● **WORK TO BE COMPLETED**
Starting with the line containing "List UI elements" and going on through the line containing "chevron-down-icon: [198, 349, 206, 355]", render the data below as a Markdown table with a Row column for the row number and a Content column for the line, skipping blank lines. Leave the pictures out of the table.

● **RECORDS SUPPLIED**
— BEGIN —

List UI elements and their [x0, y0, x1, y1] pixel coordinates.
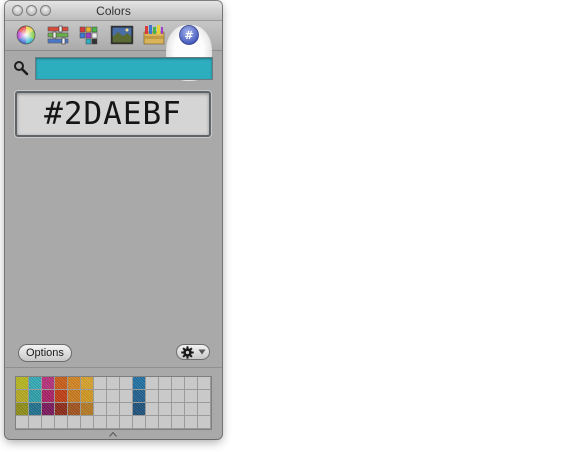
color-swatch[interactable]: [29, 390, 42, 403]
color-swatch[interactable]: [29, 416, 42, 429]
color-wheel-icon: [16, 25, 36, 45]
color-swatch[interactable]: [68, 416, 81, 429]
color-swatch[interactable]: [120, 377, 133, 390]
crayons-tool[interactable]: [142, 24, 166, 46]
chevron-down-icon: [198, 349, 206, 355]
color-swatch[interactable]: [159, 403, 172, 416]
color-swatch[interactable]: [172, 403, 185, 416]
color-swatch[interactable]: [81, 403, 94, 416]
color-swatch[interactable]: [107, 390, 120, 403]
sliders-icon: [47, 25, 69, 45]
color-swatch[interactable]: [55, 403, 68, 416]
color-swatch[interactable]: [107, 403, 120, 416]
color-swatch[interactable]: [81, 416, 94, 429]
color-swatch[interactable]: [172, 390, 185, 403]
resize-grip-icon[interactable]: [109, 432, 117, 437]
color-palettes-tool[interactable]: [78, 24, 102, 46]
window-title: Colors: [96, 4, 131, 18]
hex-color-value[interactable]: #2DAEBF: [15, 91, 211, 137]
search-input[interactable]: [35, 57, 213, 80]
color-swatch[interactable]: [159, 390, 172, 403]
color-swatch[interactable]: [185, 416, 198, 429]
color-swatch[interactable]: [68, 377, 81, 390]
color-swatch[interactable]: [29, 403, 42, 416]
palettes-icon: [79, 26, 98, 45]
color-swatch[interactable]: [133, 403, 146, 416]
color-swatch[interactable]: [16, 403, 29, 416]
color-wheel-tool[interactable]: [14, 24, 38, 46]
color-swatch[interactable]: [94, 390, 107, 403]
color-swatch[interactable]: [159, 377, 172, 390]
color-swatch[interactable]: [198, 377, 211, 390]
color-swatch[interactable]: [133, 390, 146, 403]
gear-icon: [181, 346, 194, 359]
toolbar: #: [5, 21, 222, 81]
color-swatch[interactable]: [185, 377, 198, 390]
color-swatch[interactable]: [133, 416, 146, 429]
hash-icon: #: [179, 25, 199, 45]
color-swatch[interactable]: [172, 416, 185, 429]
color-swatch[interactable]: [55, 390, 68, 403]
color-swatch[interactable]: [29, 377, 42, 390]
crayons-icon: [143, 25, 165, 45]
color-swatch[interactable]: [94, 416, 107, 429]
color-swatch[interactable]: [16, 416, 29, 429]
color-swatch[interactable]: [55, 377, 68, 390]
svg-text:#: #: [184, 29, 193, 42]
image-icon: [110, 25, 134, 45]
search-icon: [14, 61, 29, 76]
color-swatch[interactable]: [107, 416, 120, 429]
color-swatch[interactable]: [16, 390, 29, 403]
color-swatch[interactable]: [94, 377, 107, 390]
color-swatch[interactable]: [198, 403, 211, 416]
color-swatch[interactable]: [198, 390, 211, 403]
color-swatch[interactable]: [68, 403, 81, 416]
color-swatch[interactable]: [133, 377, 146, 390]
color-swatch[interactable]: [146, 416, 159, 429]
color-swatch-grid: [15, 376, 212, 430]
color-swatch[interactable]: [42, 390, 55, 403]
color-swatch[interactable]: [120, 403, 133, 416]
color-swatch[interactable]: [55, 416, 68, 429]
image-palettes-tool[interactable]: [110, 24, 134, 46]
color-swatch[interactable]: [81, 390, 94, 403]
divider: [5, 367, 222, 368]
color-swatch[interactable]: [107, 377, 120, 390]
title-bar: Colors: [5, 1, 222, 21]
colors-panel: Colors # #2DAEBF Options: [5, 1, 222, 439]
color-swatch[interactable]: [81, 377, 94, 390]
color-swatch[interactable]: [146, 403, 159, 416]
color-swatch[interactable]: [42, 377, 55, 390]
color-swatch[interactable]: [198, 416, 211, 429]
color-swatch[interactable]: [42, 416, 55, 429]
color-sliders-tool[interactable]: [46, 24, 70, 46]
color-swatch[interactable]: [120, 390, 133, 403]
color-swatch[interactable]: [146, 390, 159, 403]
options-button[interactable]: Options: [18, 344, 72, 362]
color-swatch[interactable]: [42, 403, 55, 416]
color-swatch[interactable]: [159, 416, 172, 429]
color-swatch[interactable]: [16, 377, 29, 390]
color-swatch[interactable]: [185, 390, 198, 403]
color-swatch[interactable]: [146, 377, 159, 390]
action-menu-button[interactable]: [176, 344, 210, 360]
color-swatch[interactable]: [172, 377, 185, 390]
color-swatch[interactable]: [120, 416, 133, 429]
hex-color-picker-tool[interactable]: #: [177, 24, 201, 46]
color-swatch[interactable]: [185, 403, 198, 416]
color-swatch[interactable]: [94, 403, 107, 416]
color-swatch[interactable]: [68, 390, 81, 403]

— END —
— BEGIN —

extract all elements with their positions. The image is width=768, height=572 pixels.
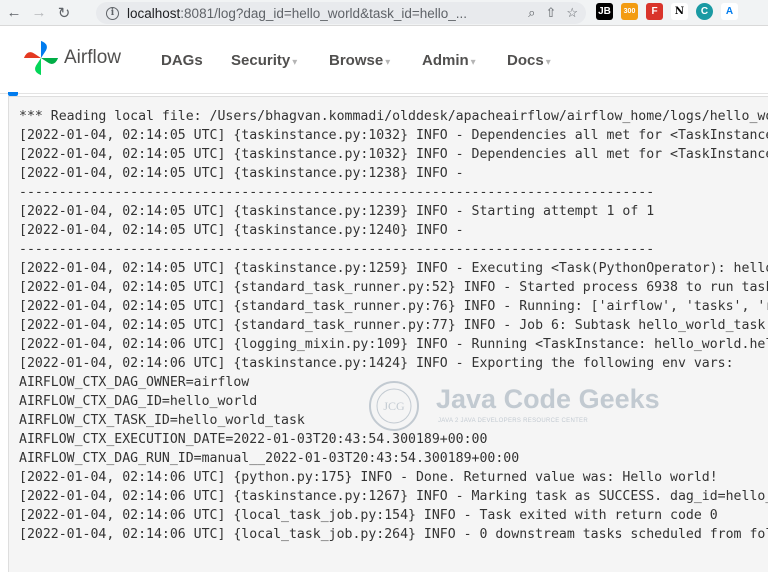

— END —

● **THE RESPONSE**
| Row | Content |
|---|---|
| 1 | List UI elements and their [x0, y0, x1, y1] pixel coordinates. |
| 2 | color-swatch[interactable]: [29, 390, 42, 403] |
| 3 | color-swatch[interactable]: [29, 416, 42, 429] |
| 4 | color-wheel-icon: [16, 25, 36, 45] |
| 5 | color-swatch[interactable]: [68, 416, 81, 429] |
| 6 | color-swatch[interactable]: [120, 377, 133, 390] |
| 7 | crayons-tool[interactable]: [142, 24, 166, 46] |
| 8 | chevron-down-icon: [198, 349, 206, 355] |